▸ WORK REQUIRED
Will you extract the entries word for word? Images should not appear in the copy.

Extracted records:
((
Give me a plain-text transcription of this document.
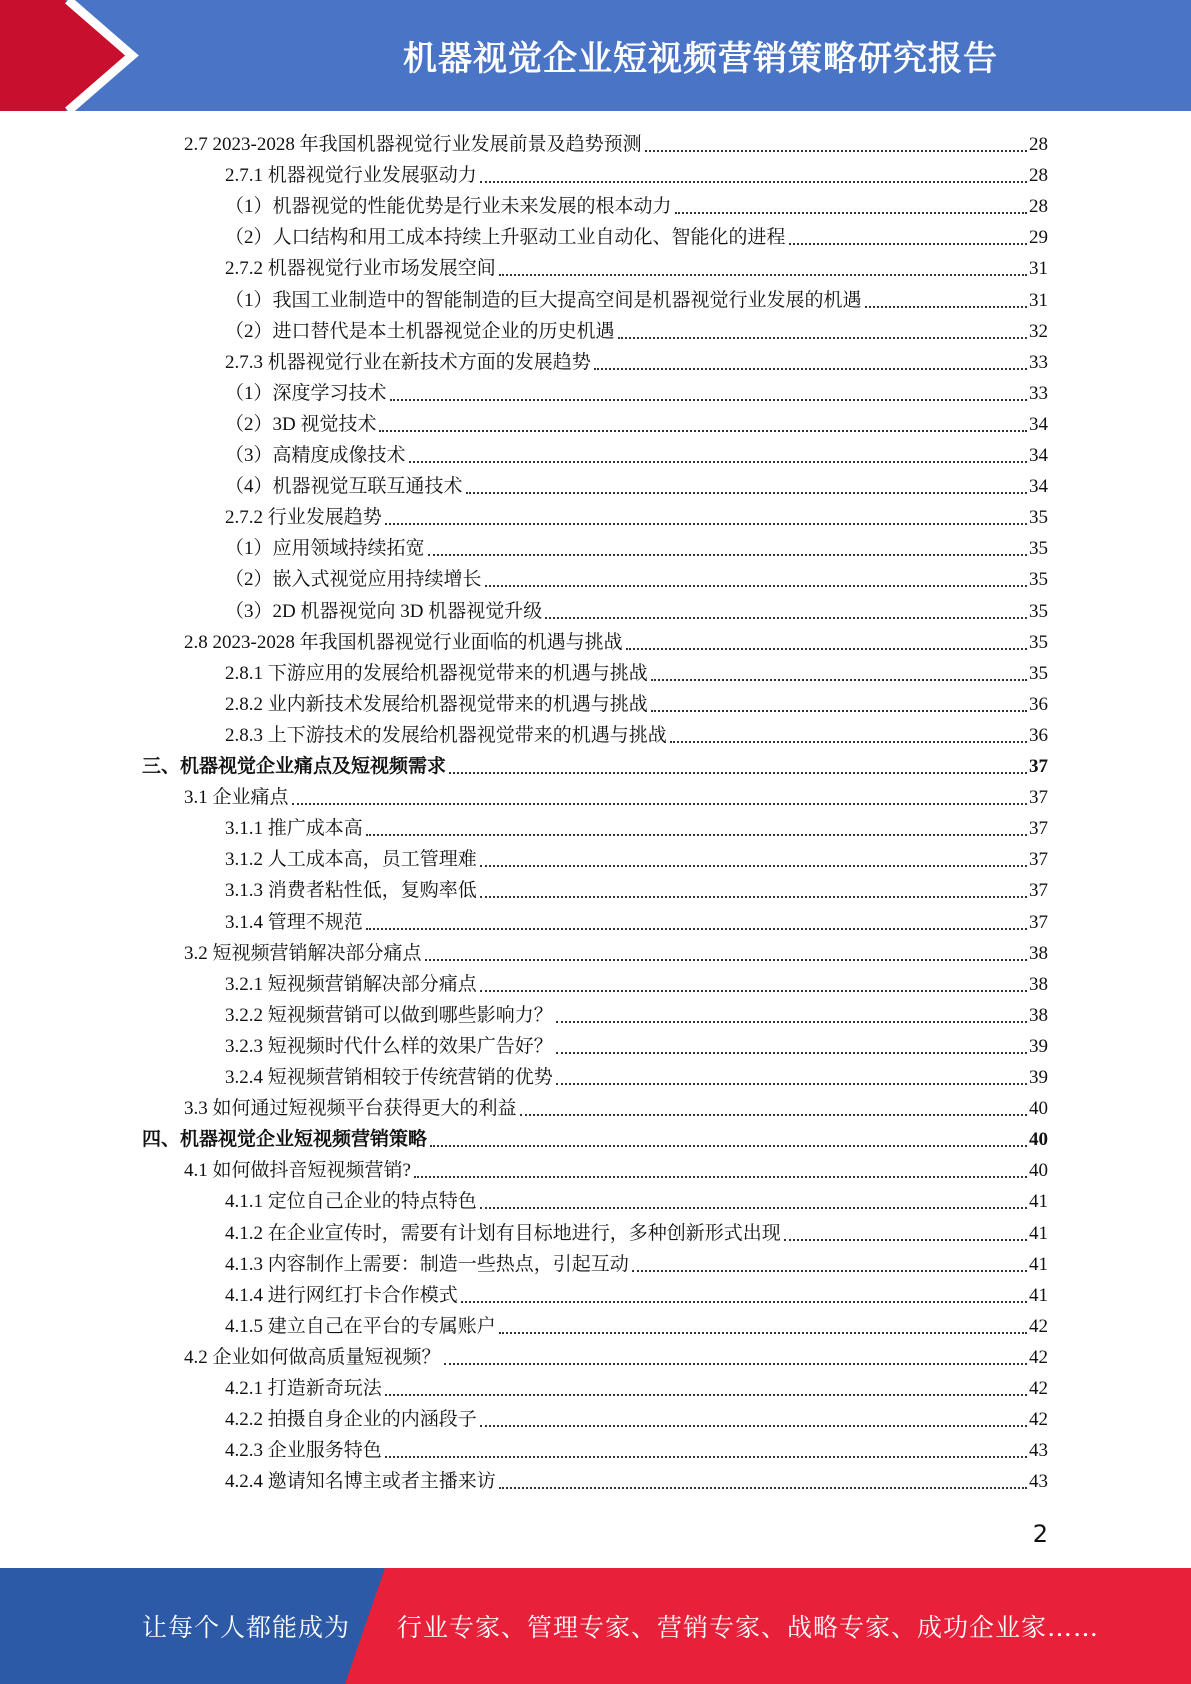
机器视觉企业短视频营销策略研究报告
2.7 2023-2028 年我国机器视觉行业发展前景及趋势预测	28
2.7.1 机器视觉行业发展驱动力	28
（1）机器视觉的性能优势是行业未来发展的根本动力	28
（2）人口结构和用工成本持续上升驱动工业自动化、智能化的进程	29
2.7.2 机器视觉行业市场发展空间	31
（1）我国工业制造中的智能制造的巨大提高空间是机器视觉行业发展的机遇	31
（2）进口替代是本土机器视觉企业的历史机遇	32
2.7.3 机器视觉行业在新技术方面的发展趋势	33
（1）深度学习技术	33
（2）3D 视觉技术	34
（3）高精度成像技术	34
（4）机器视觉互联互通技术	34
2.7.2 行业发展趋势	35
（1）应用领域持续拓宽	35
（2）嵌入式视觉应用持续增长	35
（3）2D 机器视觉向 3D 机器视觉升级	35
2.8 2023-2028 年我国机器视觉行业面临的机遇与挑战	35
2.8.1 下游应用的发展给机器视觉带来的机遇与挑战	35
2.8.2 业内新技术发展给机器视觉带来的机遇与挑战	36
2.8.3 上下游技术的发展给机器视觉带来的机遇与挑战	36
三、机器视觉企业痛点及短视频需求	37
3.1 企业痛点	37
3.1.1 推广成本高	37
3.1.2 人工成本高，员工管理难	37
3.1.3 消费者粘性低，复购率低	37
3.1.4 管理不规范	37
3.2 短视频营销解决部分痛点	38
3.2.1 短视频营销解决部分痛点	38
3.2.2 短视频营销可以做到哪些影响力？	38
3.2.3 短视频时代什么样的效果广告好？	39
3.2.4 短视频营销相较于传统营销的优势	39
3.3 如何通过短视频平台获得更大的利益	40
四、机器视觉企业短视频营销策略	40
4.1 如何做抖音短视频营销?	40
4.1.1 定位自己企业的特点特色	41
4.1.2 在企业宣传时，需要有计划有目标地进行，多种创新形式出现	41
4.1.3 内容制作上需要：制造一些热点，引起互动	41
4.1.4 进行网红打卡合作模式	41
4.1.5 建立自己在平台的专属账户	42
4.2 企业如何做高质量短视频？	42
4.2.1 打造新奇玩法	42
4.2.2 拍摄自身企业的内涵段子	42
4.2.3 企业服务特色	43
4.2.4 邀请知名博主或者主播来访	43
2
让每个人都能成为 行业专家、管理专家、营销专家、战略专家、成功企业家……
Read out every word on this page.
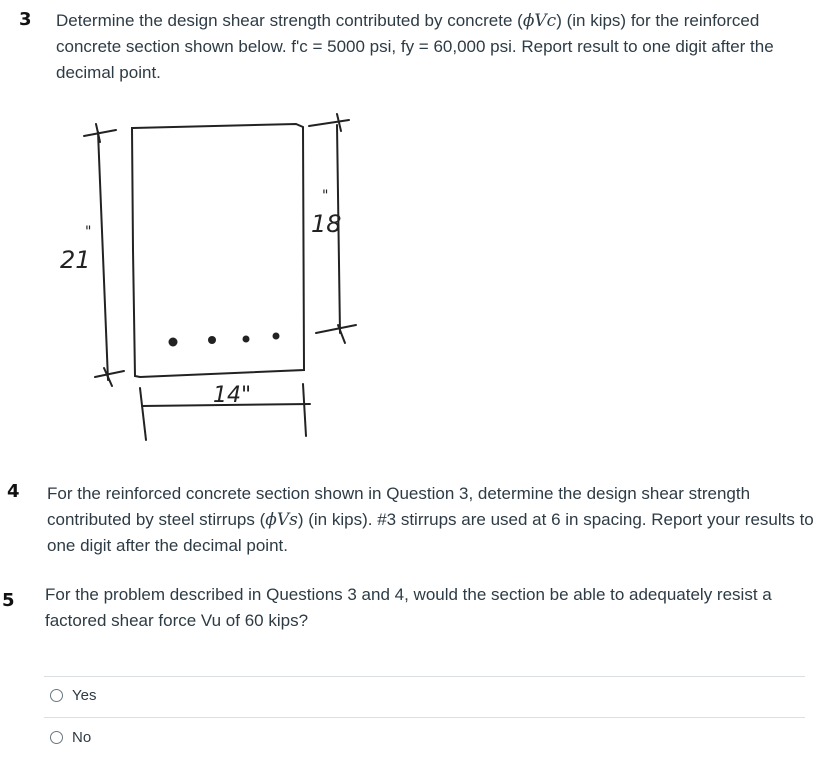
3 Determine the design shear strength contributed by concrete (ϕVc) (in kips) for the reinforced concrete section shown below. f'c = 5000 psi, fy = 60,000 psi. Report result to one digit after the decimal point.
21
"	18
"
14"
4 For the reinforced concrete section shown in Question 3, determine the design shear strength contributed by steel stirrups (ϕVs) (in kips). #3 stirrups are used at 6 in spacing. Report your results to one digit after the decimal point.
5 For the problem described in Questions 3 and 4, would the section be able to adequately resist a factored shear force Vu of 60 kips?
Yes
No
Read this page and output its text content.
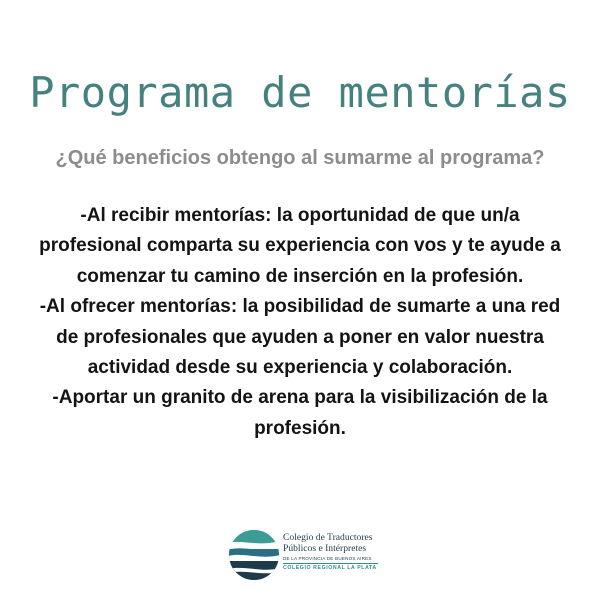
Programa de mentorías
¿Qué beneficios obtengo al sumarme al programa?

-Al recibir mentorías: la oportunidad de que un/a profesional comparta su experiencia con vos y te ayude a comenzar tu camino de inserción en la profesión.

-Al ofrecer mentorías: la posibilidad de sumarte a una red de profesionales que ayuden a poner en valor nuestra actividad desde su experiencia y colaboración.

-Aportar un granito de arena para la visibilización de la profesión.

Colegio de Traductores
Públicos e Intérpretes
DE LA PROVINCIA DE BUENOS AIRES
COLEGIO REGIONAL LA PLATA
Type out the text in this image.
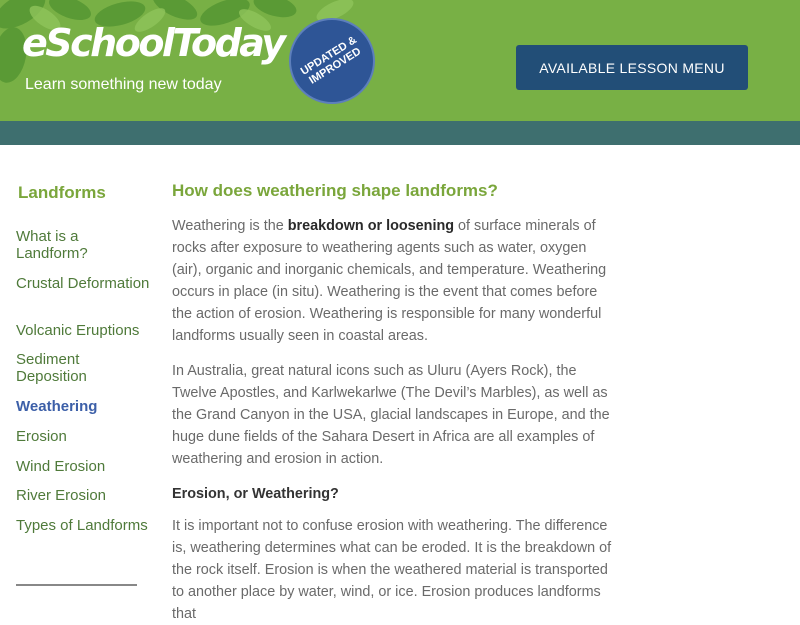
eSchoolToday
Learn something new today
UPDATED & IMPROVED	AVAILABLE LESSON MENU
Landforms
What is a Landform?
Crustal Deformation
Volcanic Eruptions
Sediment Deposition
Weathering
Erosion
Wind Erosion
River Erosion
Types of Landforms
How does weathering shape landforms?

Weathering is the breakdown or loosening of surface minerals of rocks after exposure to weathering agents such as water, oxygen (air), organic and inorganic chemicals, and temperature. Weathering occurs in place (in situ). Weathering is the event that comes before the action of erosion. Weathering is responsible for many wonderful landforms usually seen in coastal areas.

In Australia, great natural icons such as Uluru (Ayers Rock), the Twelve Apostles, and Karlwekarlwe (The Devil’s Marbles), as well as the Grand Canyon in the USA, glacial landscapes in Europe, and the huge dune fields of the Sahara Desert in Africa are all examples of weathering and erosion in action.

Erosion, or Weathering?

It is important not to confuse erosion with weathering. The difference is, weathering determines what can be eroded. It is the breakdown of the rock itself. Erosion is when the weathered material is transported to another place by water, wind, or ice. Erosion produces landforms that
))
▸ WRITTEN RESPONSE
Give me a plain-text transcription of this document.
机器视觉企业短视频营销策略研究报告
2.7 2023-2028 年我国机器视觉行业发展前景及趋势预测	28
2.7.1 机器视觉行业发展驱动力	28
（1）机器视觉的性能优势是行业未来发展的根本动力	28
（2）人口结构和用工成本持续上升驱动工业自动化、智能化的进程	29
2.7.2 机器视觉行业市场发展空间	31
（1）我国工业制造中的智能制造的巨大提高空间是机器视觉行业发展的机遇	31
（2）进口替代是本土机器视觉企业的历史机遇	32
2.7.3 机器视觉行业在新技术方面的发展趋势	33
（1）深度学习技术	33
（2）3D 视觉技术	34
（3）高精度成像技术	34
（4）机器视觉互联互通技术	34
2.7.2 行业发展趋势	35
（1）应用领域持续拓宽	35
（2）嵌入式视觉应用持续增长	35
（3）2D 机器视觉向 3D 机器视觉升级	35
2.8 2023-2028 年我国机器视觉行业面临的机遇与挑战	35
2.8.1 下游应用的发展给机器视觉带来的机遇与挑战	35
2.8.2 业内新技术发展给机器视觉带来的机遇与挑战	36
2.8.3 上下游技术的发展给机器视觉带来的机遇与挑战	36
三、机器视觉企业痛点及短视频需求	37
3.1 企业痛点	37
3.1.1 推广成本高	37
3.1.2 人工成本高，员工管理难	37
3.1.3 消费者粘性低，复购率低	37
3.1.4 管理不规范	37
3.2 短视频营销解决部分痛点	38
3.2.1 短视频营销解决部分痛点	38
3.2.2 短视频营销可以做到哪些影响力？	38
3.2.3 短视频时代什么样的效果广告好？	39
3.2.4 短视频营销相较于传统营销的优势	39
3.3 如何通过短视频平台获得更大的利益	40
四、机器视觉企业短视频营销策略	40
4.1 如何做抖音短视频营销?	40
4.1.1 定位自己企业的特点特色	41
4.1.2 在企业宣传时，需要有计划有目标地进行，多种创新形式出现	41
4.1.3 内容制作上需要：制造一些热点，引起互动	41
4.1.4 进行网红打卡合作模式	41
4.1.5 建立自己在平台的专属账户	42
4.2 企业如何做高质量短视频？	42
4.2.1 打造新奇玩法	42
4.2.2 拍摄自身企业的内涵段子	42
4.2.3 企业服务特色	43
4.2.4 邀请知名博主或者主播来访	43
2
让每个人都能成为 行业专家、管理专家、营销专家、战略专家、成功企业家……
Read out every word on this page.
3 Determine the design shear strength contributed by concrete (ϕVc) (in kips) for the reinforced concrete section shown below. f'c = 5000 psi, fy = 60,000 psi. Report result to one digit after the decimal point.
21
"	18
"
14"
4 For the reinforced concrete section shown in Question 3, determine the design shear strength contributed by steel stirrups (ϕVs) (in kips). #3 stirrups are used at 6 in spacing. Report your results to one digit after the decimal point.
5 For the problem described in Questions 3 and 4, would the section be able to adequately resist a factored shear force Vu of 60 kips?
Yes
No
Read this page and output its text content.
Programa de mentorías
¿Qué beneficios obtengo al sumarme al programa?

-Al recibir mentorías: la oportunidad de que un/a profesional comparta su experiencia con vos y te ayude a comenzar tu camino de inserción en la profesión.

-Al ofrecer mentorías: la posibilidad de sumarte a una red de profesionales que ayuden a poner en valor nuestra actividad desde su experiencia y colaboración.

-Aportar un granito de arena para la visibilización de la profesión.

Colegio de Traductores
Públicos e Intérpretes
DE LA PROVINCIA DE BUENOS AIRES
COLEGIO REGIONAL LA PLATA
Type out the text in this image.
eSchoolToday
Learn something new today
UPDATED & IMPROVED	AVAILABLE LESSON MENU
Landforms
What is a Landform?
Crustal Deformation
Volcanic Eruptions
Sediment Deposition
Weathering
Erosion
Wind Erosion
River Erosion
Types of Landforms
How does weathering shape landforms?

Weathering is the breakdown or loosening of surface minerals of rocks after exposure to weathering agents such as water, oxygen (air), organic and inorganic chemicals, and temperature. Weathering occurs in place (in situ). Weathering is the event that comes before the action of erosion. Weathering is responsible for many wonderful landforms usually seen in coastal areas.

In Australia, great natural icons such as Uluru (Ayers Rock), the Twelve Apostles, and Karlwekarlwe (The Devil’s Marbles), as well as the Grand Canyon in the USA, glacial landscapes in Europe, and the huge dune fields of the Sahara Desert in Africa are all examples of weathering and erosion in action.

Erosion, or Weathering?

It is important not to confuse erosion with weathering. The difference is, weathering determines what can be eroded. It is the breakdown of the rock itself. Erosion is when the weathered material is transported to another place by water, wind, or ice. Erosion produces landforms that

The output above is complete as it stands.